### SUPPLIED ENTRIES
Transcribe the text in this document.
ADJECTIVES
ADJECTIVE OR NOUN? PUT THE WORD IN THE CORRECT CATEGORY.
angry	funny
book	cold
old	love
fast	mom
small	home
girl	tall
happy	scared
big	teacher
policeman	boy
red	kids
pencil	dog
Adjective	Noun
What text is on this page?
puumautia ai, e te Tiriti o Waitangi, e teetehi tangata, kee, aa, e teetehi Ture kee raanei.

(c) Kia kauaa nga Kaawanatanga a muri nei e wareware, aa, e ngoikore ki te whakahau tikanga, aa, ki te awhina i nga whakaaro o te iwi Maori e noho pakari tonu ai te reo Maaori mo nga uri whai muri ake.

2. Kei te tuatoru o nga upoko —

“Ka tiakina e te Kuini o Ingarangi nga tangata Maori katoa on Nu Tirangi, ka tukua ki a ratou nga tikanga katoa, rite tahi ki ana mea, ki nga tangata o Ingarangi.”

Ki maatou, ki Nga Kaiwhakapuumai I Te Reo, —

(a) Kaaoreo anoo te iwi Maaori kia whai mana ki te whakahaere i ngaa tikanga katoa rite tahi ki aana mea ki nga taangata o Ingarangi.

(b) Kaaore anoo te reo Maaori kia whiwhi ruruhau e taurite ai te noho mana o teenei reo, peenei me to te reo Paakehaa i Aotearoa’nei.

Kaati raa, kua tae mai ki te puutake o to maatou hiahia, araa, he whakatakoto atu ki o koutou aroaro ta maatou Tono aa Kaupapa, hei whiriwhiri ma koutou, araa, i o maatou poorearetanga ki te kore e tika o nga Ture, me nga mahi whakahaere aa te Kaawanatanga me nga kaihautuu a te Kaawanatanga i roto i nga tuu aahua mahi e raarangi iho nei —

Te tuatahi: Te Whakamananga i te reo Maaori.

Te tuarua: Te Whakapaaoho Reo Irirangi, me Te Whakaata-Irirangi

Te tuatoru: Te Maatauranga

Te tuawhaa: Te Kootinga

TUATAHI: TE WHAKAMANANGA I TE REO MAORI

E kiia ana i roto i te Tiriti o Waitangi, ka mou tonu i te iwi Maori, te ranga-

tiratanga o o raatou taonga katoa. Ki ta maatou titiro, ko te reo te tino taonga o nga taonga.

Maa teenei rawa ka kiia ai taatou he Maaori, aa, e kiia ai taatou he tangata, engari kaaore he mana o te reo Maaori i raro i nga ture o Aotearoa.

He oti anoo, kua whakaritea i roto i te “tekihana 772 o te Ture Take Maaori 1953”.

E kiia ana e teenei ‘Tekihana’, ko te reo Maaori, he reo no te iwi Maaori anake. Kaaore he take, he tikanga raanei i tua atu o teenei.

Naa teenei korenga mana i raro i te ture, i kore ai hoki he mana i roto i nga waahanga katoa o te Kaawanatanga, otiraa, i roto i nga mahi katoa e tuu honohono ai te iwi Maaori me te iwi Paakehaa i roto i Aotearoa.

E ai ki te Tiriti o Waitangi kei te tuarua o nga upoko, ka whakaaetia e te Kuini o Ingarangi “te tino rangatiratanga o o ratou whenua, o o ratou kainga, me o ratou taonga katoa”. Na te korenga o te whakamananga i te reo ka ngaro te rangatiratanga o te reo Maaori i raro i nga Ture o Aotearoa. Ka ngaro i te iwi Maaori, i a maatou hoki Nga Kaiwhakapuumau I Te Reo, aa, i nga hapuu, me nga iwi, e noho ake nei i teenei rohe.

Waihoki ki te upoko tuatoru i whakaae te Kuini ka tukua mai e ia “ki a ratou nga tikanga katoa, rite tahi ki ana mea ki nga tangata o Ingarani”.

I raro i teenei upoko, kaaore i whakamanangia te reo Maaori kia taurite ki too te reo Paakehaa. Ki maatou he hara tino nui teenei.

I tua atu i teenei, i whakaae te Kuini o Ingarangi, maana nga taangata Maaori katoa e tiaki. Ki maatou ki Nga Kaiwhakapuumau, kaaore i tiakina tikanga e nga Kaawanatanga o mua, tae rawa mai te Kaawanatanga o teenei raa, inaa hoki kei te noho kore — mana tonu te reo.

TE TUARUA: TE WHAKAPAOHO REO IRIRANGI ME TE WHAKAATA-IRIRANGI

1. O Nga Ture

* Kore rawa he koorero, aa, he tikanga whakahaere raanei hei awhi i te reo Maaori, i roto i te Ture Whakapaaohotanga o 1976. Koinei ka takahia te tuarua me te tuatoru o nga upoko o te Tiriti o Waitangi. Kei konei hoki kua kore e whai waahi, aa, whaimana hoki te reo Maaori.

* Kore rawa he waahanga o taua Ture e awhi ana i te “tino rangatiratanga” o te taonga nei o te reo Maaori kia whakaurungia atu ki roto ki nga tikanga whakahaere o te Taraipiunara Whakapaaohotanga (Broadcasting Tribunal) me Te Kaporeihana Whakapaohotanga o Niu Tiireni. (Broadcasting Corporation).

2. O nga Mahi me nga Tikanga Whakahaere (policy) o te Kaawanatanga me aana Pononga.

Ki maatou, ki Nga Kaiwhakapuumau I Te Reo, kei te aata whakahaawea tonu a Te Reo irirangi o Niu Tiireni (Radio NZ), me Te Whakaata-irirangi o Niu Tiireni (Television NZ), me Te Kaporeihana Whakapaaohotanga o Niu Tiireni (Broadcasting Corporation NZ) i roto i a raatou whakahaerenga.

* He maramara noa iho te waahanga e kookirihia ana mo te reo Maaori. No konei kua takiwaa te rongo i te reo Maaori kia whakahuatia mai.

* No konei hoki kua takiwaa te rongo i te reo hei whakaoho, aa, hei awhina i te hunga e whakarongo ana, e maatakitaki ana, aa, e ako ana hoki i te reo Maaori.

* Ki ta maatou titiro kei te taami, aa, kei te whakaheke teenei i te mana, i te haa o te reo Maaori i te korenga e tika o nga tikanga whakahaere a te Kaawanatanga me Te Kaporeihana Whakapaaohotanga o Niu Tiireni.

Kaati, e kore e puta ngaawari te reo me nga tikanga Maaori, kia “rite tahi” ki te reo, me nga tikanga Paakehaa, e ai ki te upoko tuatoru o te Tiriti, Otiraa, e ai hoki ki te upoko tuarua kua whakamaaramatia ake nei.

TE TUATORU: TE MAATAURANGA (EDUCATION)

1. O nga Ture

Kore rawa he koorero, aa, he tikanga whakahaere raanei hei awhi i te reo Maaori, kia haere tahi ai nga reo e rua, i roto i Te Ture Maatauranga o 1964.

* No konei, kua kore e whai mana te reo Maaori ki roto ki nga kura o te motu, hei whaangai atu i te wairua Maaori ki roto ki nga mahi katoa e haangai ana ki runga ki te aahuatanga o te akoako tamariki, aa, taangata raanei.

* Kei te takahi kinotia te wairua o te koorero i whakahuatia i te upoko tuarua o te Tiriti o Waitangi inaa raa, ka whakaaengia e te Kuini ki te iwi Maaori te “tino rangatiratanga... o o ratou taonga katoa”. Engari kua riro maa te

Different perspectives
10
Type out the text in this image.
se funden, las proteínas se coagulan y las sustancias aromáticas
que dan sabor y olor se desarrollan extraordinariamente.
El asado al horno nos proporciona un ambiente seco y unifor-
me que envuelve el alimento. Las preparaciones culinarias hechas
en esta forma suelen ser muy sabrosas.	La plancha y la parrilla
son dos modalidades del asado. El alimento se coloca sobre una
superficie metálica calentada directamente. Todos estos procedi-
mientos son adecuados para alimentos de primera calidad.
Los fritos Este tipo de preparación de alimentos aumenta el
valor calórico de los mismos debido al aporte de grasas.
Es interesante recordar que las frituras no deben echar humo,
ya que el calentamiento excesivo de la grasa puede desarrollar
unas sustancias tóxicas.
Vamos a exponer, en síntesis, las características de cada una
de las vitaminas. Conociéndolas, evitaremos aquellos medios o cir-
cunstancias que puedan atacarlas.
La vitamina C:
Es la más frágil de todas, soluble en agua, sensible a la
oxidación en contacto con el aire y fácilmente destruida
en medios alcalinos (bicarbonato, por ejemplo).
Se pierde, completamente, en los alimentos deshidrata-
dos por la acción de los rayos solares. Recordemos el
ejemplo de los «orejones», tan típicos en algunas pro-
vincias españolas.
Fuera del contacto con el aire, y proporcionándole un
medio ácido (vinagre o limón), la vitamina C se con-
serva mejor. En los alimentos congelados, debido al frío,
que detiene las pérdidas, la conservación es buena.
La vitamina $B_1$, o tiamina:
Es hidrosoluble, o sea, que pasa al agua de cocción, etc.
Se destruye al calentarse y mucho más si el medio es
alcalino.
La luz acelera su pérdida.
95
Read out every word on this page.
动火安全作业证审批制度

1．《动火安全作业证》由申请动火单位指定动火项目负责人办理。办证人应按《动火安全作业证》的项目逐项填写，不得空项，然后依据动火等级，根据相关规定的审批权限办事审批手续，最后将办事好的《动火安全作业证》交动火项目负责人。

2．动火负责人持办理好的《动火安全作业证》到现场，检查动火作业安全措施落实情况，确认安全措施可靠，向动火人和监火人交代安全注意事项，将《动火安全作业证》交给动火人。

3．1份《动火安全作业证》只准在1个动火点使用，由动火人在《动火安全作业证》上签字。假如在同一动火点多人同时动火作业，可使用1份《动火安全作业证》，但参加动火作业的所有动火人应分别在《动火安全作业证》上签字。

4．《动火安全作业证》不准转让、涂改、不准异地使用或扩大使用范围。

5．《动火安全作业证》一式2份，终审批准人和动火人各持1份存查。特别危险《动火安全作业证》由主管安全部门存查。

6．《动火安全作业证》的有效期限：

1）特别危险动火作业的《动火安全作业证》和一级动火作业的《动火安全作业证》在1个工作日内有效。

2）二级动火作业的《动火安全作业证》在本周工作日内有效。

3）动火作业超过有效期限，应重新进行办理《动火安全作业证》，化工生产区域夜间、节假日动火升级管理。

### REQUIREMENT
Pull out each line holding the string "raro".

### RESULT BELOW
Maa teenei rawa ka kiia ai taatou he Maaori, aa, e kiia ai taatou he tangata, engari kaaore he mana o te reo Maaori i raro i nga ture o Aotearoa.
Naa teenei korenga mana i raro i te ture, i kore ai hoki he mana i roto i nga waahanga katoa o te Kaawanatanga, otiraa, i roto i nga mahi katoa e tuu honohono ai te iwi Maaori me te iwi Paakehaa i roto i Aotearoa.
E ai ki te Tiriti o Waitangi kei te tuarua o nga upoko, ka whakaaetia e te Kuini o Ingarangi “te tino rangatiratanga o o ratou whenua, o o ratou kainga, me o ratou taonga katoa”. Na te korenga o te whakamananga i te reo ka ngaro te rangatiratanga o te reo Maaori i raro i nga Ture o Aotearoa. Ka ngaro i te iwi Maaori, i a maatou hoki Nga Kaiwhakapuumau I Te Reo, aa, i nga hapuu, me nga iwi, e noho ake nei i teenei rohe.
I raro i teenei upoko, kaaore i whakamanangia te reo Maaori kia taurite ki too te reo Paakehaa. Ki maatou he hara tino nui teenei.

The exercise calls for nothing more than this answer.